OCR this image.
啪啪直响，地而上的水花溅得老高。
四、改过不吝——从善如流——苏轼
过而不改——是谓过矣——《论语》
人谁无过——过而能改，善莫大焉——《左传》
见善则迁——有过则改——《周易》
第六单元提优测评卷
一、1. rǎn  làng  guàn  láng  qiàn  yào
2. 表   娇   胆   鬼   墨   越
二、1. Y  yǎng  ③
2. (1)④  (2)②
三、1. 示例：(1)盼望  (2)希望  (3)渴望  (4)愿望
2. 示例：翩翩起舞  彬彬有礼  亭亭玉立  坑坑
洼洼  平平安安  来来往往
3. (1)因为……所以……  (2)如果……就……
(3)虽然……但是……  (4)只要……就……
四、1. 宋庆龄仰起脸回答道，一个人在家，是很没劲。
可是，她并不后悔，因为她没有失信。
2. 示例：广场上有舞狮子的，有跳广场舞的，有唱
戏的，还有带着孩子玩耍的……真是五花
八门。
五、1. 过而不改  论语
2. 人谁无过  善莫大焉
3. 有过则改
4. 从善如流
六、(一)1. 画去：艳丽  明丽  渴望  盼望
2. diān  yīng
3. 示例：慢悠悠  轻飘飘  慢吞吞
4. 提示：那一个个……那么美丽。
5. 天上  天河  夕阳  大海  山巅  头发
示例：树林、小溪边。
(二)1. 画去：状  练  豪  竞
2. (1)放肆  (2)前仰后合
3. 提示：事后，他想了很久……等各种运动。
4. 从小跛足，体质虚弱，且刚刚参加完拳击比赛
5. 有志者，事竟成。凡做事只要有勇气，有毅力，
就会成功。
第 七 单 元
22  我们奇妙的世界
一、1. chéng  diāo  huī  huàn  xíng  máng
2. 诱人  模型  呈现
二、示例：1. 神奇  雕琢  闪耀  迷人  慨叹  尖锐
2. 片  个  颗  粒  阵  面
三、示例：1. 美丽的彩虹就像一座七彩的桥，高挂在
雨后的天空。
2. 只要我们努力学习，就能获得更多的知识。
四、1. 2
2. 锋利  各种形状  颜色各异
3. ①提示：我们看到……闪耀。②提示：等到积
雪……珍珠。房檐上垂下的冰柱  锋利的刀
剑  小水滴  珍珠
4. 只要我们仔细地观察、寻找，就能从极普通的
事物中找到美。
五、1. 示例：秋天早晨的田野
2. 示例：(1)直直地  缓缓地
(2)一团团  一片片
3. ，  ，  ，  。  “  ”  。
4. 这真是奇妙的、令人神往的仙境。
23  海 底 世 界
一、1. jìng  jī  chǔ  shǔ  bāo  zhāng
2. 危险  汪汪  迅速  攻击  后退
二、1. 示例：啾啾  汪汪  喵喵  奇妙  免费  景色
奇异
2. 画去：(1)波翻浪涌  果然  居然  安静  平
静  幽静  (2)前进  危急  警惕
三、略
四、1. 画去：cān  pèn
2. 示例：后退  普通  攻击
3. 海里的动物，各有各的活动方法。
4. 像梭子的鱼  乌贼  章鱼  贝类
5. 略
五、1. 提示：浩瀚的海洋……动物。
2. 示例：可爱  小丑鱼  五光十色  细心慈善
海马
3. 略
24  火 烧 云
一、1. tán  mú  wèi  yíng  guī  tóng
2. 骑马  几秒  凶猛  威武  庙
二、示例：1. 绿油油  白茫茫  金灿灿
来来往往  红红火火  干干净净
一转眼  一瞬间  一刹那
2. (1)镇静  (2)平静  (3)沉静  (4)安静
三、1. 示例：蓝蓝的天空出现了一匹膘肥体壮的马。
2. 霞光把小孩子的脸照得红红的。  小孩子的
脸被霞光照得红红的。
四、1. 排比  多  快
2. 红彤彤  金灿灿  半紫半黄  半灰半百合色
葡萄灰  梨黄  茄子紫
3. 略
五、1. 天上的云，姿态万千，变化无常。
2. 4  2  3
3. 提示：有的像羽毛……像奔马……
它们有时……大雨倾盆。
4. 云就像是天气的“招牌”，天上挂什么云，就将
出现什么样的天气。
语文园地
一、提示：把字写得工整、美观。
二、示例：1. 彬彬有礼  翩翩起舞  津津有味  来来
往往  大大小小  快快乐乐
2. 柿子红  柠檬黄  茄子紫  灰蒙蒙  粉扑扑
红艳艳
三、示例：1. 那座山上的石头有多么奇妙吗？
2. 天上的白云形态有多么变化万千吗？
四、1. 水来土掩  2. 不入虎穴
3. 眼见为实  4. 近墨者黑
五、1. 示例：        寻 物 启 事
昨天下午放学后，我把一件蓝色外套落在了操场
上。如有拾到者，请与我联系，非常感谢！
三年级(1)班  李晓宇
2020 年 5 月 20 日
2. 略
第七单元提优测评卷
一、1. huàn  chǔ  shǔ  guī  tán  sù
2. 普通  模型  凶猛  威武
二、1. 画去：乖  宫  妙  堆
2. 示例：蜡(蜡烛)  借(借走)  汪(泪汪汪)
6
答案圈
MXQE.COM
+ + + + + + +
• [EXERCISE DIRECTIONS]:
Set every line of the listing down word for word.

• [ANSWER IN FULL]:
OCR this image.
啪啪直响，地而上的水花溅得老高。
四、改过不吝——从善如流——苏轼
过而不改——是谓过矣——《论语》
人谁无过——过而能改，善莫大焉——《左传》
见善则迁——有过则改——《周易》
第六单元提优测评卷
一、1. rǎn  làng  guàn  láng  qiàn  yào
2. 表   娇   胆   鬼   墨   越
二、1. Y  yǎng  ③
2. (1)④  (2)②
三、1. 示例：(1)盼望  (2)希望  (3)渴望  (4)愿望
2. 示例：翩翩起舞  彬彬有礼  亭亭玉立  坑坑
洼洼  平平安安  来来往往
3. (1)因为……所以……  (2)如果……就……
(3)虽然……但是……  (4)只要……就……
四、1. 宋庆龄仰起脸回答道，一个人在家，是很没劲。
可是，她并不后悔，因为她没有失信。
2. 示例：广场上有舞狮子的，有跳广场舞的，有唱
戏的，还有带着孩子玩耍的……真是五花
八门。
五、1. 过而不改  论语
2. 人谁无过  善莫大焉
3. 有过则改
4. 从善如流
六、(一)1. 画去：艳丽  明丽  渴望  盼望
2. diān  yīng
3. 示例：慢悠悠  轻飘飘  慢吞吞
4. 提示：那一个个……那么美丽。
5. 天上  天河  夕阳  大海  山巅  头发
示例：树林、小溪边。
(二)1. 画去：状  练  豪  竞
2. (1)放肆  (2)前仰后合
3. 提示：事后，他想了很久……等各种运动。
4. 从小跛足，体质虚弱，且刚刚参加完拳击比赛
5. 有志者，事竟成。凡做事只要有勇气，有毅力，
就会成功。
第 七 单 元
22  我们奇妙的世界
一、1. chéng  diāo  huī  huàn  xíng  máng
2. 诱人  模型  呈现
二、示例：1. 神奇  雕琢  闪耀  迷人  慨叹  尖锐
2. 片  个  颗  粒  阵  面
三、示例：1. 美丽的彩虹就像一座七彩的桥，高挂在
雨后的天空。
2. 只要我们努力学习，就能获得更多的知识。
四、1. 2
2. 锋利  各种形状  颜色各异
3. ①提示：我们看到……闪耀。②提示：等到积
雪……珍珠。房檐上垂下的冰柱  锋利的刀
剑  小水滴  珍珠
4. 只要我们仔细地观察、寻找，就能从极普通的
事物中找到美。
五、1. 示例：秋天早晨的田野
2. 示例：(1)直直地  缓缓地
(2)一团团  一片片
3. ，  ，  ，  。  “  ”  。
4. 这真是奇妙的、令人神往的仙境。
23  海 底 世 界
一、1. jìng  jī  chǔ  shǔ  bāo  zhāng
2. 危险  汪汪  迅速  攻击  后退
二、1. 示例：啾啾  汪汪  喵喵  奇妙  免费  景色
奇异
2. 画去：(1)波翻浪涌  果然  居然  安静  平
静  幽静  (2)前进  危急  警惕
三、略
四、1. 画去：cān  pèn
2. 示例：后退  普通  攻击
3. 海里的动物，各有各的活动方法。
4. 像梭子的鱼  乌贼  章鱼  贝类
5. 略
五、1. 提示：浩瀚的海洋……动物。
2. 示例：可爱  小丑鱼  五光十色  细心慈善
海马
3. 略
24  火 烧 云
一、1. tán  mú  wèi  yíng  guī  tóng
2. 骑马  几秒  凶猛  威武  庙
二、示例：1. 绿油油  白茫茫  金灿灿
来来往往  红红火火  干干净净
一转眼  一瞬间  一刹那
2. (1)镇静  (2)平静  (3)沉静  (4)安静
三、1. 示例：蓝蓝的天空出现了一匹膘肥体壮的马。
2. 霞光把小孩子的脸照得红红的。  小孩子的
脸被霞光照得红红的。
四、1. 排比  多  快
2. 红彤彤  金灿灿  半紫半黄  半灰半百合色
葡萄灰  梨黄  茄子紫
3. 略
五、1. 天上的云，姿态万千，变化无常。
2. 4  2  3
3. 提示：有的像羽毛……像奔马……
它们有时……大雨倾盆。
4. 云就像是天气的“招牌”，天上挂什么云，就将
出现什么样的天气。
语文园地
一、提示：把字写得工整、美观。
二、示例：1. 彬彬有礼  翩翩起舞  津津有味  来来
往往  大大小小  快快乐乐
2. 柿子红  柠檬黄  茄子紫  灰蒙蒙  粉扑扑
红艳艳
三、示例：1. 那座山上的石头有多么奇妙吗？
2. 天上的白云形态有多么变化万千吗？
四、1. 水来土掩  2. 不入虎穴
3. 眼见为实  4. 近墨者黑
五、1. 示例：        寻 物 启 事
昨天下午放学后，我把一件蓝色外套落在了操场
上。如有拾到者，请与我联系，非常感谢！
三年级(1)班  李晓宇
2020 年 5 月 20 日
2. 略
第七单元提优测评卷
一、1. huàn  chǔ  shǔ  guī  tán  sù
2. 普通  模型  凶猛  威武
二、1. 画去：乖  宫  妙  堆
2. 示例：蜡(蜡烛)  借(借走)  汪(泪汪汪)
6
答案圈
MXQE.COM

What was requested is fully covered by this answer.